-- BRIEF --
A faithful transcription of all the data is required.

[Figure collection entries]
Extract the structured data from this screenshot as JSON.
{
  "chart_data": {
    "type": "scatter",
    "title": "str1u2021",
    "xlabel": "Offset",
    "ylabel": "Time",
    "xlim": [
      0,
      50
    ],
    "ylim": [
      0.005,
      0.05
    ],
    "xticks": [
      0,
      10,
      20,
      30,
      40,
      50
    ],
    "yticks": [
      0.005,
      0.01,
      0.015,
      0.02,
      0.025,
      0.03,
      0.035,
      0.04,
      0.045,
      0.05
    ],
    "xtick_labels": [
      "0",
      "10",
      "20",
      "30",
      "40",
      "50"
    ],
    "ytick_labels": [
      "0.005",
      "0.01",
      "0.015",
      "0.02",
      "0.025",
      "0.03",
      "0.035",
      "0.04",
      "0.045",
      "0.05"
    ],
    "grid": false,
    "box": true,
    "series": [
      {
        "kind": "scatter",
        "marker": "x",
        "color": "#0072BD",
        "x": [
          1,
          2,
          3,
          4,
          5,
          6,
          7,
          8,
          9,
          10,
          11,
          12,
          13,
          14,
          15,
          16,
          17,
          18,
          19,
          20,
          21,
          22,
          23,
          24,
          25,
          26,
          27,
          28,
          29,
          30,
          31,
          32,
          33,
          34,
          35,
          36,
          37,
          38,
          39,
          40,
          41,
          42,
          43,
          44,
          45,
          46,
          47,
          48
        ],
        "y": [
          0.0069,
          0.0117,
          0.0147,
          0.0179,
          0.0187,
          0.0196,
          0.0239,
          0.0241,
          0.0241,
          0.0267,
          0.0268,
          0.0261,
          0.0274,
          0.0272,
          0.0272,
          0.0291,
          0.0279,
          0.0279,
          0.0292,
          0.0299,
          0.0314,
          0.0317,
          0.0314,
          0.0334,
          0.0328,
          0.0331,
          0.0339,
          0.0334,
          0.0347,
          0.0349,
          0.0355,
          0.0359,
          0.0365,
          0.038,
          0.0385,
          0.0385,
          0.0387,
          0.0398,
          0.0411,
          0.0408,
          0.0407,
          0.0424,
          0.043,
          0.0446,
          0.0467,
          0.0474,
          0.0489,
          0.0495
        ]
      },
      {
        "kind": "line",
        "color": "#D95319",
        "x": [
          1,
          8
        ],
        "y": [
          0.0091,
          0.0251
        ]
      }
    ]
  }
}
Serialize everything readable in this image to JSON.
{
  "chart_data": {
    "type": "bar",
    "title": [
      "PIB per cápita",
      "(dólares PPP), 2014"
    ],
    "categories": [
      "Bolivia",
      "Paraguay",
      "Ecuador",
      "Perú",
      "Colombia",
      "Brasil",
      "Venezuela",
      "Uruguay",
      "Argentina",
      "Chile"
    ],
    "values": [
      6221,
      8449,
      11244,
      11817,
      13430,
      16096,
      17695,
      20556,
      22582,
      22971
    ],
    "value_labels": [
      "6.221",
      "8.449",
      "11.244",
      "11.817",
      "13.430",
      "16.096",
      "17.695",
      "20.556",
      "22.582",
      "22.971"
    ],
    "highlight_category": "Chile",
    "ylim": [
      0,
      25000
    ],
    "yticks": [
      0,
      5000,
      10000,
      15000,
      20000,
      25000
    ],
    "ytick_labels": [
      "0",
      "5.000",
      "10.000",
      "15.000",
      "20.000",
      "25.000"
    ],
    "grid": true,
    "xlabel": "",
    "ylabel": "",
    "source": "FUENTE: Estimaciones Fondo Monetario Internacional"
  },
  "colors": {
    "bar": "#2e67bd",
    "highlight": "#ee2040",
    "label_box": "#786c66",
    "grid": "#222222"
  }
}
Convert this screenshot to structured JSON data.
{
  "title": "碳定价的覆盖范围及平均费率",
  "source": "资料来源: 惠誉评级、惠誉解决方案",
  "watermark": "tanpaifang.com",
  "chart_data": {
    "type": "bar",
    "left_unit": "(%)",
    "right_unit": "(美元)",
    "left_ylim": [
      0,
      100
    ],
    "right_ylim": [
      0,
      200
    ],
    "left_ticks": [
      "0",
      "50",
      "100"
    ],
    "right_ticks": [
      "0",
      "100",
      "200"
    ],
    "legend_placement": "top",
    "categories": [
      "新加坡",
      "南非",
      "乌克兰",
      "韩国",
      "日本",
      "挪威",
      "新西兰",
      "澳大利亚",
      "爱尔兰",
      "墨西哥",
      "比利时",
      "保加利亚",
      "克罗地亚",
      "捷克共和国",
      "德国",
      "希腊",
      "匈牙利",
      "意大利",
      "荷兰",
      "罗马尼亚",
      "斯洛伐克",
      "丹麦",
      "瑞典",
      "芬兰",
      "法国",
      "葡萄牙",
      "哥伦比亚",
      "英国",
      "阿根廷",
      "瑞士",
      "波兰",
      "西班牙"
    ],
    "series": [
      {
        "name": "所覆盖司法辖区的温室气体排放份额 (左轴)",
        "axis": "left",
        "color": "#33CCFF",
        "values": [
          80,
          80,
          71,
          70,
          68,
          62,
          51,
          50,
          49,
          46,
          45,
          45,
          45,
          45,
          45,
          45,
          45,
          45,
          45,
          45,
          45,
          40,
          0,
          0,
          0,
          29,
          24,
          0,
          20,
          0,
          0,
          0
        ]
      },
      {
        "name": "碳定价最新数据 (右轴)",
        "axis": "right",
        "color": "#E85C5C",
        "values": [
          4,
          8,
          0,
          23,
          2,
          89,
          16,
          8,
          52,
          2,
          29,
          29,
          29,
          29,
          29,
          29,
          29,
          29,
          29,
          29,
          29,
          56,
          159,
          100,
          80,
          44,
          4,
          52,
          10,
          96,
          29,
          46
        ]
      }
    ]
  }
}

-- FULL ANSWER --
Extract the structured data from this screenshot as JSON.
{
  "chart_data": {
    "type": "scatter",
    "title": "str1u2021",
    "xlabel": "Offset",
    "ylabel": "Time",
    "xlim": [
      0,
      50
    ],
    "ylim": [
      0.005,
      0.05
    ],
    "xticks": [
      0,
      10,
      20,
      30,
      40,
      50
    ],
    "yticks": [
      0.005,
      0.01,
      0.015,
      0.02,
      0.025,
      0.03,
      0.035,
      0.04,
      0.045,
      0.05
    ],
    "xtick_labels": [
      "0",
      "10",
      "20",
      "30",
      "40",
      "50"
    ],
    "ytick_labels": [
      "0.005",
      "0.01",
      "0.015",
      "0.02",
      "0.025",
      "0.03",
      "0.035",
      "0.04",
      "0.045",
      "0.05"
    ],
    "grid": false,
    "box": true,
    "series": [
      {
        "kind": "scatter",
        "marker": "x",
        "color": "#0072BD",
        "x": [
          1,
          2,
          3,
          4,
          5,
          6,
          7,
          8,
          9,
          10,
          11,
          12,
          13,
          14,
          15,
          16,
          17,
          18,
          19,
          20,
          21,
          22,
          23,
          24,
          25,
          26,
          27,
          28,
          29,
          30,
          31,
          32,
          33,
          34,
          35,
          36,
          37,
          38,
          39,
          40,
          41,
          42,
          43,
          44,
          45,
          46,
          47,
          48
        ],
        "y": [
          0.0069,
          0.0117,
          0.0147,
          0.0179,
          0.0187,
          0.0196,
          0.0239,
          0.0241,
          0.0241,
          0.0267,
          0.0268,
          0.0261,
          0.0274,
          0.0272,
          0.0272,
          0.0291,
          0.0279,
          0.0279,
          0.0292,
          0.0299,
          0.0314,
          0.0317,
          0.0314,
          0.0334,
          0.0328,
          0.0331,
          0.0339,
          0.0334,
          0.0347,
          0.0349,
          0.0355,
          0.0359,
          0.0365,
          0.038,
          0.0385,
          0.0385,
          0.0387,
          0.0398,
          0.0411,
          0.0408,
          0.0407,
          0.0424,
          0.043,
          0.0446,
          0.0467,
          0.0474,
          0.0489,
          0.0495
        ]
      },
      {
        "kind": "line",
        "color": "#D95319",
        "x": [
          1,
          8
        ],
        "y": [
          0.0091,
          0.0251
        ]
      }
    ]
  }
}
Serialize everything readable in this image to JSON.
{
  "chart_data": {
    "type": "bar",
    "title": [
      "PIB per cápita",
      "(dólares PPP), 2014"
    ],
    "categories": [
      "Bolivia",
      "Paraguay",
      "Ecuador",
      "Perú",
      "Colombia",
      "Brasil",
      "Venezuela",
      "Uruguay",
      "Argentina",
      "Chile"
    ],
    "values": [
      6221,
      8449,
      11244,
      11817,
      13430,
      16096,
      17695,
      20556,
      22582,
      22971
    ],
    "value_labels": [
      "6.221",
      "8.449",
      "11.244",
      "11.817",
      "13.430",
      "16.096",
      "17.695",
      "20.556",
      "22.582",
      "22.971"
    ],
    "highlight_category": "Chile",
    "ylim": [
      0,
      25000
    ],
    "yticks": [
      0,
      5000,
      10000,
      15000,
      20000,
      25000
    ],
    "ytick_labels": [
      "0",
      "5.000",
      "10.000",
      "15.000",
      "20.000",
      "25.000"
    ],
    "grid": true,
    "xlabel": "",
    "ylabel": "",
    "source": "FUENTE: Estimaciones Fondo Monetario Internacional"
  },
  "colors": {
    "bar": "#2e67bd",
    "highlight": "#ee2040",
    "label_box": "#786c66",
    "grid": "#222222"
  }
}
Convert this screenshot to structured JSON data.
{
  "title": "碳定价的覆盖范围及平均费率",
  "source": "资料来源: 惠誉评级、惠誉解决方案",
  "watermark": "tanpaifang.com",
  "chart_data": {
    "type": "bar",
    "left_unit": "(%)",
    "right_unit": "(美元)",
    "left_ylim": [
      0,
      100
    ],
    "right_ylim": [
      0,
      200
    ],
    "left_ticks": [
      "0",
      "50",
      "100"
    ],
    "right_ticks": [
      "0",
      "100",
      "200"
    ],
    "legend_placement": "top",
    "categories": [
      "新加坡",
      "南非",
      "乌克兰",
      "韩国",
      "日本",
      "挪威",
      "新西兰",
      "澳大利亚",
      "爱尔兰",
      "墨西哥",
      "比利时",
      "保加利亚",
      "克罗地亚",
      "捷克共和国",
      "德国",
      "希腊",
      "匈牙利",
      "意大利",
      "荷兰",
      "罗马尼亚",
      "斯洛伐克",
      "丹麦",
      "瑞典",
      "芬兰",
      "法国",
      "葡萄牙",
      "哥伦比亚",
      "英国",
      "阿根廷",
      "瑞士",
      "波兰",
      "西班牙"
    ],
    "series": [
      {
        "name": "所覆盖司法辖区的温室气体排放份额 (左轴)",
        "axis": "left",
        "color": "#33CCFF",
        "values": [
          80,
          80,
          71,
          70,
          68,
          62,
          51,
          50,
          49,
          46,
          45,
          45,
          45,
          45,
          45,
          45,
          45,
          45,
          45,
          45,
          45,
          40,
          0,
          0,
          0,
          29,
          24,
          0,
          20,
          0,
          0,
          0
        ]
      },
      {
        "name": "碳定价最新数据 (右轴)",
        "axis": "right",
        "color": "#E85C5C",
        "values": [
          4,
          8,
          0,
          23,
          2,
          89,
          16,
          8,
          52,
          2,
          29,
          29,
          29,
          29,
          29,
          29,
          29,
          29,
          29,
          29,
          29,
          56,
          159,
          100,
          80,
          44,
          4,
          52,
          10,
          96,
          29,
          46
        ]
      }
    ]
  }
}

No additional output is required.